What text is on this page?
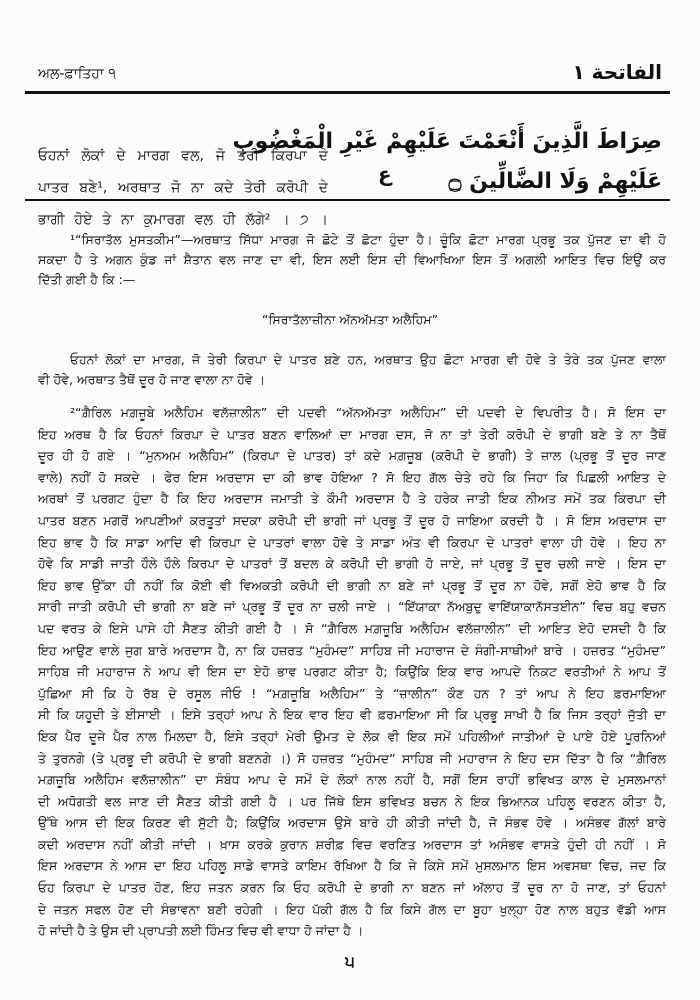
ਅਲ-ਫ਼ਾਤਿਹਾ ੧	الفاتحة ۱
ਓਹਨਾਂ ਲੋਕਾਂ ਦੇ ਮਾਰਗ ਵਲ, ਜੋ ਤੇਰੀ ਕਿਰਪਾ ਦੇ
ਪਾਤਰ ਬਣੇ¹, ਅਰਥਾਤ ਜੋ ਨਾ ਕਦੇ ਤੇਰੀ ਕਰੋਪੀ ਦੇ
ਭਾਗੀ ਹੋਏ ਤੇ ਨਾ ਕੁਮਾਰਗ ਵਲ ਹੀ ਲੱਗੇ² । ੭ ।
صِرَاطَ الَّذِينَ أَنْعَمْتَ عَلَيْهِمْ غَيْرِ الْمَغْضُوبِ
عَلَيْهِمْ وَلَا الضَّالِّينَ ۝
ع
¹“ਸਿਰਾਤੱਲ ਮੁਸਤਕੀਮ”—ਅਰਥਾਤ ਸਿੱਧਾ ਮਾਰਗ ਜੋ ਛੋਟੇ ਤੋਂ ਛੋਟਾ ਹੁੰਦਾ ਹੈ। ਚੂੰਕਿ ਛੋਟਾ ਮਾਰਗ ਪ੍ਰਭੂ ਤਕ ਪੁੱਜਣ ਦਾ ਵੀ ਹੋ
ਸਕਦਾ ਹੈ ਤੇ ਅਗਨ ਕੁੰਡ ਜਾਂ ਸ਼ੈਤਾਨ ਵਲ ਜਾਣ ਦਾ ਵੀ, ਇਸ ਲਈ ਇਸ ਦੀ ਵਿਆਖਿਆ ਇਸ ਤੋਂ ਅਗਲੀ ਆਇਤ ਵਿਚ ਇਉਂ ਕਰ
ਦਿੱਤੀ ਗਈ ਹੈ ਕਿ :—
“ਸਿਰਾਤੱਲਾਜ਼ੀਨਾ ਅੱਨਅੱਮਤਾ ਅਲੈਹਿਮ”
ਓਹਨਾਂ ਲੋਕਾਂ ਦਾ ਮਾਰਗ, ਜੋ ਤੇਰੀ ਕਿਰਪਾ ਦੇ ਪਾਤਰ ਬਣੇ ਹਨ, ਅਰਥਾਤ ਉਹ ਛੋਟਾ ਮਾਰਗ ਵੀ ਹੋਵੇ ਤੇ ਤੇਰੇ ਤਕ ਪੁੱਜਣ ਵਾਲਾ
ਵੀ ਹੋਵੇ, ਅਰਥਾਤ ਤੈਥੋਂ ਦੂਰ ਹੋ ਜਾਣ ਵਾਲਾ ਨਾ ਹੋਵੇ ।
²“ਗ਼ੈਰਿਲ ਮਗ਼ਜ਼ੂਬੇ ਅਲੈਹਿਮ ਵਲੱਜ਼ਾਲੀਨ” ਦੀ ਪਦਵੀ “ਅੱਨਅੱਮਤਾ ਅਲੈਹਿਮ” ਦੀ ਪਦਵੀ ਦੇ ਵਿਪਰੀਤ ਹੈ। ਸੋ ਇਸ ਦਾ
ਇਹ ਅਰਥ ਹੈ ਕਿ ਓਹਨਾਂ ਕਿਰਪਾ ਦੇ ਪਾਤਰ ਬਣਨ ਵਾਲਿਆਂ ਦਾ ਮਾਰਗ ਦਸ, ਜੋ ਨਾ ਤਾਂ ਤੇਰੀ ਕਰੋਪੀ ਦੇ ਭਾਗੀ ਬਣੇ ਤੇ ਨਾ ਤੈਥੋਂ
ਦੂਰ ਹੀ ਹੋ ਗਏ । “ਮੁਨਅਮ ਅਲੈਹਿਮ” (ਕਿਰਪਾ ਦੇ ਪਾਤਰ) ਤਾਂ ਕਦੇ ਮਗ਼ਜ਼ੂਬ (ਕਰੋਪੀ ਦੇ ਭਾਗੀ) ਤੇ ਜ਼ਾਲ (ਪ੍ਰਭੂ ਤੋਂ ਦੂਰ ਜਾਣ
ਵਾਲੇ) ਨਹੀਂ ਹੋ ਸਕਦੇ । ਫੇਰ ਇਸ ਅਰਦਾਸ ਦਾ ਕੀ ਭਾਵ ਹੋਇਆ ? ਸੋ ਇਹ ਗੱਲ ਚੇਤੇ ਰਹੇ ਕਿ ਜਿਹਾ ਕਿ ਪਿਛਲੀ ਆਇਤ ਦੇ
ਅਰਥਾਂ ਤੋਂ ਪਰਗਟ ਹੁੰਦਾ ਹੈ ਕਿ ਇਹ ਅਰਦਾਸ ਜਮਾਤੀ ਤੇ ਕੌਮੀ ਅਰਦਾਸ ਹੈ ਤੇ ਹਰੇਕ ਜਾਤੀ ਇਕ ਨੀਅਤ ਸਮੇਂ ਤਕ ਕਿਰਪਾ ਦੀ
ਪਾਤਰ ਬਣਨ ਮਗਰੋਂ ਆਪਣੀਆਂ ਕਰਤੂਤਾਂ ਸਦਕਾ ਕਰੋਪੀ ਦੀ ਭਾਗੀ ਜਾਂ ਪ੍ਰਭੂ ਤੋਂ ਦੂਰ ਹੋ ਜਾਇਆ ਕਰਦੀ ਹੈ । ਸੋ ਇਸ ਅਰਦਾਸ ਦਾ
ਇਹ ਭਾਵ ਹੈ ਕਿ ਸਾਡਾ ਆਦਿ ਵੀ ਕਿਰਪਾ ਦੇ ਪਾਤਰਾਂ ਵਾਲਾ ਹੋਵੇ ਤੇ ਸਾਡਾ ਅੰਤ ਵੀ ਕਿਰਪਾ ਦੇ ਪਾਤਰਾਂ ਵਾਲਾ ਹੀ ਹੋਵੇ । ਇਹ ਨਾ
ਹੋਵੇ ਕਿ ਸਾਡੀ ਜਾਤੀ ਹੌਲੇ ਹੌਲੇ ਕਿਰਪਾ ਦੇ ਪਾਤਰਾਂ ਤੋਂ ਬਦਲ ਕੇ ਕਰੋਪੀ ਦੀ ਭਾਗੀ ਹੋ ਜਾਏ, ਜਾਂ ਪ੍ਰਭੂ ਤੋਂ ਦੂਰ ਚਲੀ ਜਾਏ । ਇਸ ਦਾ
ਇਹ ਭਾਵ ਉੱਕਾ ਹੀ ਨਹੀਂ ਕਿ ਕੋਈ ਵੀ ਵਿਅਕਤੀ ਕਰੋਪੀ ਦੀ ਭਾਗੀ ਨਾ ਬਣੇ ਜਾਂ ਪ੍ਰਭੂ ਤੋਂ ਦੂਰ ਨਾ ਹੋਵੇ, ਸਗੋਂ ਏਹੋ ਭਾਵ ਹੈ ਕਿ
ਸਾਰੀ ਜਾਤੀ ਕਰੋਪੀ ਦੀ ਭਾਗੀ ਨਾ ਬਣੇ ਜਾਂ ਪ੍ਰਭੂ ਤੋਂ ਦੂਰ ਨਾ ਚਲੀ ਜਾਏ । “ਇੱਯਾਕਾ ਨੱਅਬੁਦੁ ਵਾਇੱਯਾਕਾਨੱਸਤਈਨ” ਵਿਚ ਬਹੁ ਵਚਨ
ਪਦ ਵਰਤ ਕੇ ਇਸੇ ਪਾਸੇ ਹੀ ਸੈਣਤ ਕੀਤੀ ਗਈ ਹੈ । ਸੋ “ਗ਼ੈਰਿਲ ਮਗ਼ਜ਼ੂਬਿ ਅਲੈਹਿਮ ਵਲੱਜ਼ਾਲੀਨ” ਦੀ ਆਇਤ ਏਹੋ ਦਸਦੀ ਹੈ ਕਿ
ਇਹ ਆਉਣ ਵਾਲੇ ਜੁਗ ਬਾਰੇ ਅਰਦਾਸ ਹੈ, ਨਾ ਕਿ ਹਜ਼ਰਤ “ਮੁਹੰਮਦ” ਸਾਹਿਬ ਜੀ ਮਹਾਰਾਜ ਦੇ ਸੰਗੀ-ਸਾਥੀਆਂ ਬਾਰੇ । ਹਜ਼ਰਤ “ਮੁਹੰਮਦ”
ਸਾਹਿਬ ਜੀ ਮਹਾਰਾਜ ਨੇ ਆਪ ਵੀ ਇਸ ਦਾ ਏਹੋ ਭਾਵ ਪਰਗਟ ਕੀਤਾ ਹੈ; ਕਿਉਂਕਿ ਇਕ ਵਾਰ ਆਪਦੇ ਨਿਕਟ ਵਰਤੀਆਂ ਨੇ ਆਪ ਤੋਂ
ਪੁੱਛਿਆ ਸੀ ਕਿ ਹੇ ਰੱਬ ਦੇ ਰਸੂਲ ਜੀਓ ! “ਮਗ਼ਜ਼ੂਬਿ ਅਲੈਹਿਮ” ਤੇ “ਜ਼ਾਲੀਨ” ਕੌਣ ਹਨ ? ਤਾਂ ਆਪ ਨੇ ਇਹ ਫ਼ਰਮਾਇਆ
ਸੀ ਕਿ ਯਹੂਦੀ ਤੇ ਈਸਾਈ । ਇਸੇ ਤਰ੍ਹਾਂ ਆਪ ਨੇ ਇਕ ਵਾਰ ਇਹ ਵੀ ਫ਼ਰਮਾਇਆ ਸੀ ਕਿ ਪ੍ਰਭੂ ਸਾਖੀ ਹੈ ਕਿ ਜਿਸ ਤਰ੍ਹਾਂ ਜੁੱਤੀ ਦਾ
ਇਕ ਪੈਰ ਦੂਜੇ ਪੈਰ ਨਾਲ ਮਿਲਦਾ ਹੈ, ਇਸੇ ਤਰ੍ਹਾਂ ਮੇਰੀ ਉਮਤ ਦੇ ਲੋਕ ਵੀ ਇਕ ਸਮੇਂ ਪਹਿਲੀਆਂ ਜਾਤੀਆਂ ਦੇ ਪਾਏ ਹੋਏ ਪੂਰਨਿਆਂ
ਤੇ ਤੁਰਨਗੇ (ਤੇ ਪ੍ਰਭੂ ਦੀ ਕਰੋਪੀ ਦੇ ਭਾਗੀ ਬਣਨਗੇ ।) ਸੋ ਹਜ਼ਰਤ “ਮੁਹੰਮਦ” ਸਾਹਿਬ ਜੀ ਮਹਾਰਾਜ ਨੇ ਇਹ ਦਸ ਦਿੱਤਾ ਹੈ ਕਿ “ਗ਼ੈਰਿਲ
ਮਗ਼ਜ਼ੂਬਿ ਅਲੈਹਿਮ ਵਲੱਜ਼ਾਲੀਨ” ਦਾ ਸੰਬੰਧ ਆਪ ਦੇ ਸਮੇਂ ਦੇ ਲੋਕਾਂ ਨਾਲ ਨਹੀਂ ਹੈ, ਸਗੋਂ ਇਸ ਰਾਹੀਂ ਭਵਿਖਤ ਕਾਲ ਦੇ ਮੁਸਲਮਾਨਾਂ
ਦੀ ਅਧੋਗਤੀ ਵਲ ਜਾਣ ਦੀ ਸੈਣਤ ਕੀਤੀ ਗਈ ਹੈ । ਪਰ ਜਿੱਥੇ ਇਸ ਭਵਿਖਤ ਬਚਨ ਨੇ ਇਕ ਭਿਆਨਕ ਪਹਿਲੂ ਵਰਣਨ ਕੀਤਾ ਹੈ,
ਉੱਥੇ ਆਸ ਦੀ ਇਕ ਕਿਰਣ ਵੀ ਸੁੱਟੀ ਹੈ; ਕਿਉਂਕਿ ਅਰਦਾਸ ਉਸੇ ਬਾਰੇ ਹੀ ਕੀਤੀ ਜਾਂਦੀ ਹੈ, ਜੋ ਸੰਭਵ ਹੋਵੇ । ਅਸੰਭਵ ਗੱਲਾਂ ਬਾਰੇ
ਕਦੀ ਅਰਦਾਸ ਨਹੀਂ ਕੀਤੀ ਜਾਂਦੀ । ਖ਼ਾਸ ਕਰਕੇ ਕੁਰਾਨ ਸ਼ਰੀਫ਼ ਵਿਚ ਵਰਣਿਤ ਅਰਦਾਸ ਤਾਂ ਅਸੰਭਵ ਵਾਸਤੇ ਹੁੰਦੀ ਹੀ ਨਹੀਂ । ਸੋ
ਇਸ ਅਰਦਾਸ ਨੇ ਆਸ ਦਾ ਇਹ ਪਹਿਲੂ ਸਾਡੇ ਵਾਸਤੇ ਕਾਇਮ ਰੱਖਿਆ ਹੈ ਕਿ ਜੇ ਕਿਸੇ ਸਮੇਂ ਮੁਸਲਮਾਨ ਇਸ ਅਵਸਥਾ ਵਿਚ, ਜਦ ਕਿ
ਓਹ ਕਿਰਪਾ ਦੇ ਪਾਤਰ ਹੋਣ, ਇਹ ਜਤਨ ਕਰਨ ਕਿ ਓਹ ਕਰੋਪੀ ਦੇ ਭਾਗੀ ਨਾ ਬਣਨ ਜਾਂ ਅੱਲਾਹ ਤੋਂ ਦੂਰ ਨਾ ਹੋ ਜਾਣ, ਤਾਂ ਓਹਨਾਂ
ਦੇ ਜਤਨ ਸਫਲ ਹੋਣ ਦੀ ਸੰਭਾਵਨਾ ਬਣੀ ਰਹੇਗੀ । ਇਹ ਪੱਕੀ ਗੱਲ ਹੈ ਕਿ ਕਿਸੇ ਗੱਲ ਦਾ ਬੂਹਾ ਖੁਲ੍ਹਾ ਹੋਣ ਨਾਲ ਬਹੁਤ ਵੱਡੀ ਆਸ
ਹੋ ਜਾਂਦੀ ਹੈ ਤੇ ਉਸ ਦੀ ਪ੍ਰਾਪਤੀ ਲਈ ਹਿੰਮਤ ਵਿਚ ਵੀ ਵਾਧਾ ਹੋ ਜਾਂਦਾ ਹੈ ।
੫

#####

Of the lines in the listing, how many hold the word "ਪਰਗਟ"? Nothing but the number is needed.

2